--- Data records ---
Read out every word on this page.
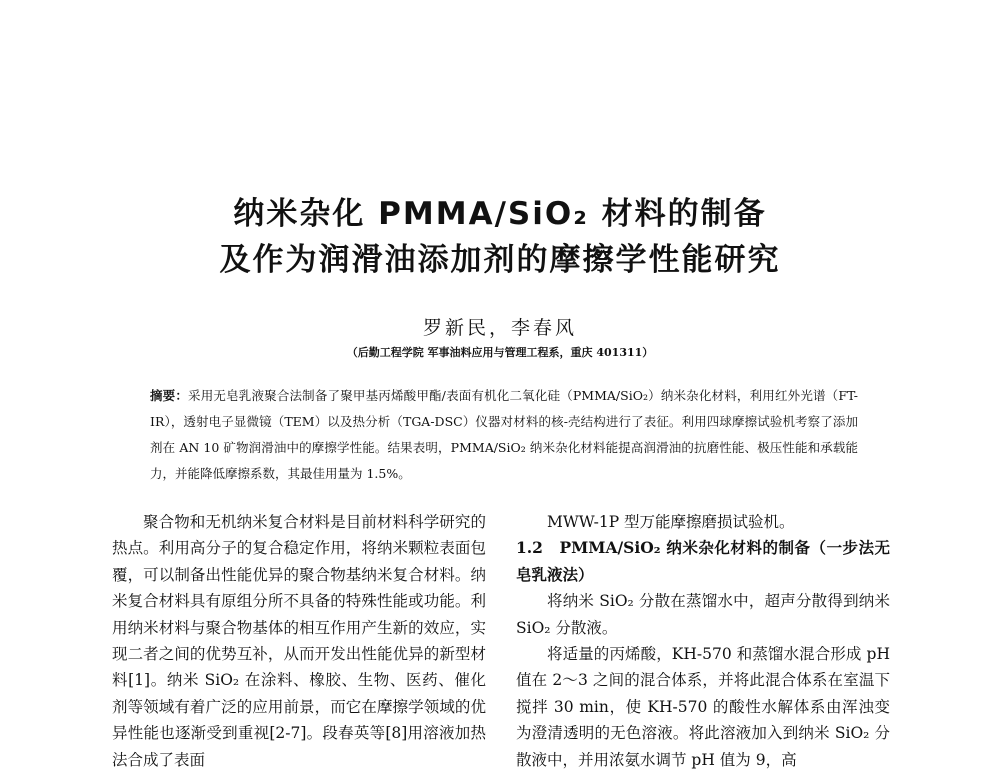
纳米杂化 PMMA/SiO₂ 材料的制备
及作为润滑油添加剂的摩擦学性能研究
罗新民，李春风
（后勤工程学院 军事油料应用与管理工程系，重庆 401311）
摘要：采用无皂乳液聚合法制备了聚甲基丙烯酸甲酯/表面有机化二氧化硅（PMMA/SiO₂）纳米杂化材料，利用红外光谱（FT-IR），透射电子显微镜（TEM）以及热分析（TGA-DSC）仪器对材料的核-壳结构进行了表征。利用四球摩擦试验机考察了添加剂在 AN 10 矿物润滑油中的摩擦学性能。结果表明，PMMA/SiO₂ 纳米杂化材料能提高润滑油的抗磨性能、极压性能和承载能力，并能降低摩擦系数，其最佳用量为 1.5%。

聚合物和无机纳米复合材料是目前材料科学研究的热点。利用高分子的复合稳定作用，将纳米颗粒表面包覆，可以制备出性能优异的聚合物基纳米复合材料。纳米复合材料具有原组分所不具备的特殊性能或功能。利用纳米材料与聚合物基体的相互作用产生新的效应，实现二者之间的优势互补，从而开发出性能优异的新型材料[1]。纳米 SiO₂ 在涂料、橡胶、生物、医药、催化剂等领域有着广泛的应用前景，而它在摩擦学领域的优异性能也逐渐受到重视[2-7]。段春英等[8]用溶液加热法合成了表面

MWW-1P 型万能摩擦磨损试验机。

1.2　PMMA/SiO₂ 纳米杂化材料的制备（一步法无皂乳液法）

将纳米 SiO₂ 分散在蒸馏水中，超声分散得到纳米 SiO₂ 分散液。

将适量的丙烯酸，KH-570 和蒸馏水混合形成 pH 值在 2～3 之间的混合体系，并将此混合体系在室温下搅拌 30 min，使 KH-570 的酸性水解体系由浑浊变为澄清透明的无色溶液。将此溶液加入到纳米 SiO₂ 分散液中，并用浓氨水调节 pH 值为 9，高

--- Requirements ---
Reproduce the material word for word, minus the images.

--- Finished task ---
Read out every word on this page.
纳米杂化 PMMA/SiO₂ 材料的制备
及作为润滑油添加剂的摩擦学性能研究
罗新民，李春风
（后勤工程学院 军事油料应用与管理工程系，重庆 401311）
摘要：采用无皂乳液聚合法制备了聚甲基丙烯酸甲酯/表面有机化二氧化硅（PMMA/SiO₂）纳米杂化材料，利用红外光谱（FT-IR），透射电子显微镜（TEM）以及热分析（TGA-DSC）仪器对材料的核-壳结构进行了表征。利用四球摩擦试验机考察了添加剂在 AN 10 矿物润滑油中的摩擦学性能。结果表明，PMMA/SiO₂ 纳米杂化材料能提高润滑油的抗磨性能、极压性能和承载能力，并能降低摩擦系数，其最佳用量为 1.5%。

聚合物和无机纳米复合材料是目前材料科学研究的热点。利用高分子的复合稳定作用，将纳米颗粒表面包覆，可以制备出性能优异的聚合物基纳米复合材料。纳米复合材料具有原组分所不具备的特殊性能或功能。利用纳米材料与聚合物基体的相互作用产生新的效应，实现二者之间的优势互补，从而开发出性能优异的新型材料[1]。纳米 SiO₂ 在涂料、橡胶、生物、医药、催化剂等领域有着广泛的应用前景，而它在摩擦学领域的优异性能也逐渐受到重视[2-7]。段春英等[8]用溶液加热法合成了表面

MWW-1P 型万能摩擦磨损试验机。

1.2　PMMA/SiO₂ 纳米杂化材料的制备（一步法无皂乳液法）

将纳米 SiO₂ 分散在蒸馏水中，超声分散得到纳米 SiO₂ 分散液。

将适量的丙烯酸，KH-570 和蒸馏水混合形成 pH 值在 2～3 之间的混合体系，并将此混合体系在室温下搅拌 30 min，使 KH-570 的酸性水解体系由浑浊变为澄清透明的无色溶液。将此溶液加入到纳米 SiO₂ 分散液中，并用浓氨水调节 pH 值为 9，高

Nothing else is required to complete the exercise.